• _OBJECTIVE_:
Make a verbatim copy of the entries below; pictures stay out.

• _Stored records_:
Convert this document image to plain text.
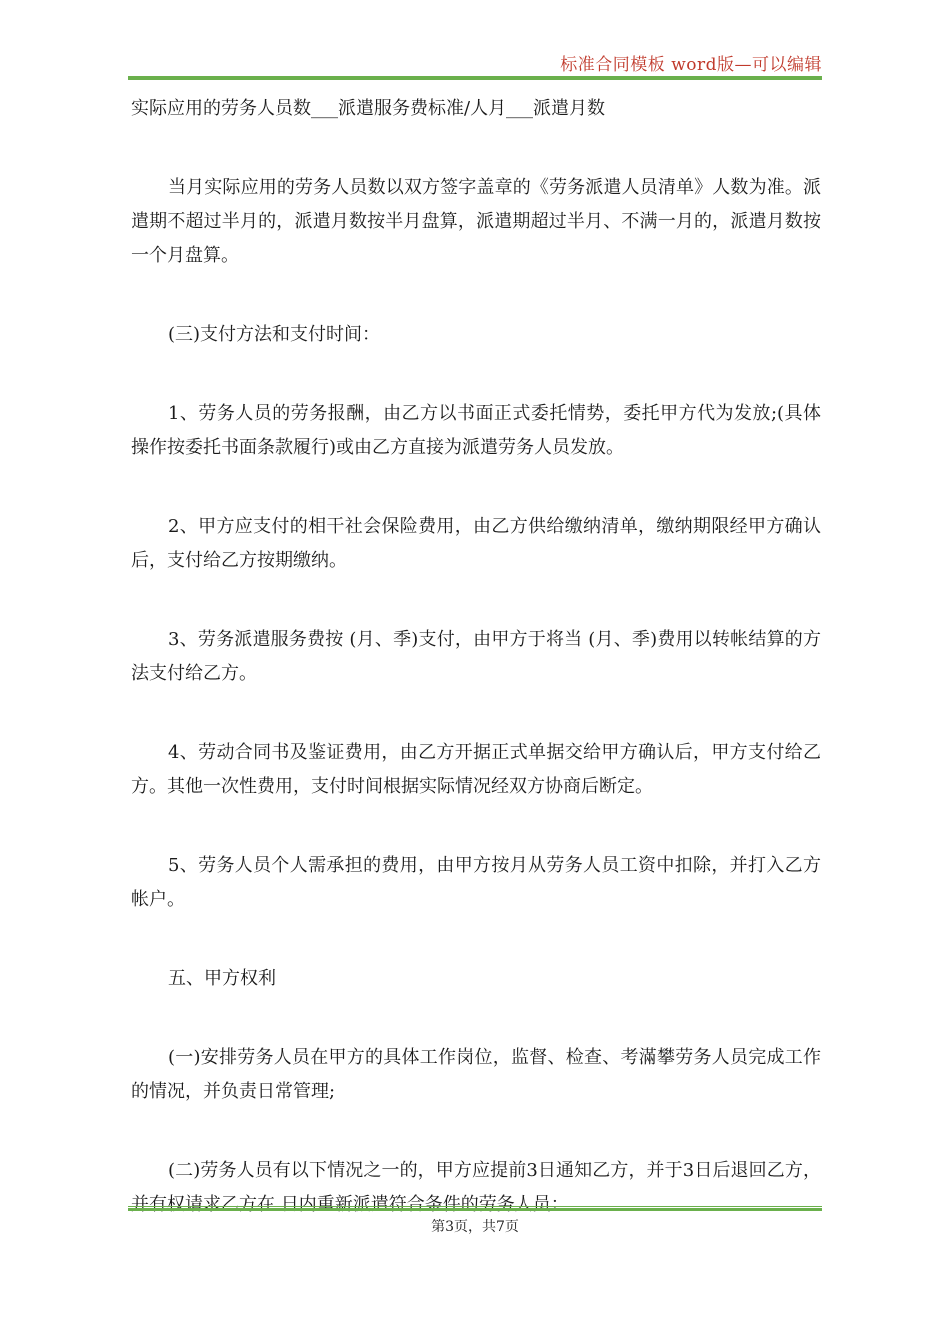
标准合同模板 word版—可以编辑

实际应用的劳务人员数___派遣服务费标准/人月___派遣月数

当月实际应用的劳务人员数以双方签字盖章的《劳务派遣人员清单》人数为准。派遣期不超过半月的，派遣月数按半月盘算，派遣期超过半月、不满一月的，派遣月数按一个月盘算。

(三)支付方法和支付时间：

1、劳务人员的劳务报酬，由乙方以书面正式委托情势，委托甲方代为发放;(具体操作按委托书面条款履行)或由乙方直接为派遣劳务人员发放。

2、甲方应支付的相干社会保险费用，由乙方供给缴纳清单，缴纳期限经甲方确认后，支付给乙方按期缴纳。

3、劳务派遣服务费按 (月、季)支付，由甲方于将当 (月、季)费用以转帐结算的方法支付给乙方。

4、劳动合同书及鉴证费用，由乙方开据正式单据交给甲方确认后，甲方支付给乙方。其他一次性费用，支付时间根据实际情况经双方协商后断定。

5、劳务人员个人需承担的费用，由甲方按月从劳务人员工资中扣除，并打入乙方帐户。

五、甲方权利

(一)安排劳务人员在甲方的具体工作岗位，监督、检查、考滿攀劳务人员完成工作的情况，并负责日常管理;

(二)劳务人员有以下情况之一的，甲方应提前3日通知乙方，并于3日后退回乙方，并有权请求乙方在 日内重新派遣符合条件的劳务人员：

第3页，共7页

• _IN RESPONSE_:
Convert this document image to plain text.
标准合同模板 word版—可以编辑

实际应用的劳务人员数___派遣服务费标准/人月___派遣月数

当月实际应用的劳务人员数以双方签字盖章的《劳务派遣人员清单》人数为准。派遣期不超过半月的，派遣月数按半月盘算，派遣期超过半月、不满一月的，派遣月数按一个月盘算。

(三)支付方法和支付时间：

1、劳务人员的劳务报酬，由乙方以书面正式委托情势，委托甲方代为发放;(具体操作按委托书面条款履行)或由乙方直接为派遣劳务人员发放。

2、甲方应支付的相干社会保险费用，由乙方供给缴纳清单，缴纳期限经甲方确认后，支付给乙方按期缴纳。

3、劳务派遣服务费按 (月、季)支付，由甲方于将当 (月、季)费用以转帐结算的方法支付给乙方。

4、劳动合同书及鉴证费用，由乙方开据正式单据交给甲方确认后，甲方支付给乙方。其他一次性费用，支付时间根据实际情况经双方协商后断定。

5、劳务人员个人需承担的费用，由甲方按月从劳务人员工资中扣除，并打入乙方帐户。

五、甲方权利

(一)安排劳务人员在甲方的具体工作岗位，监督、检查、考滿攀劳务人员完成工作的情况，并负责日常管理;

(二)劳务人员有以下情况之一的，甲方应提前3日通知乙方，并于3日后退回乙方，并有权请求乙方在 日内重新派遣符合条件的劳务人员：

第3页，共7页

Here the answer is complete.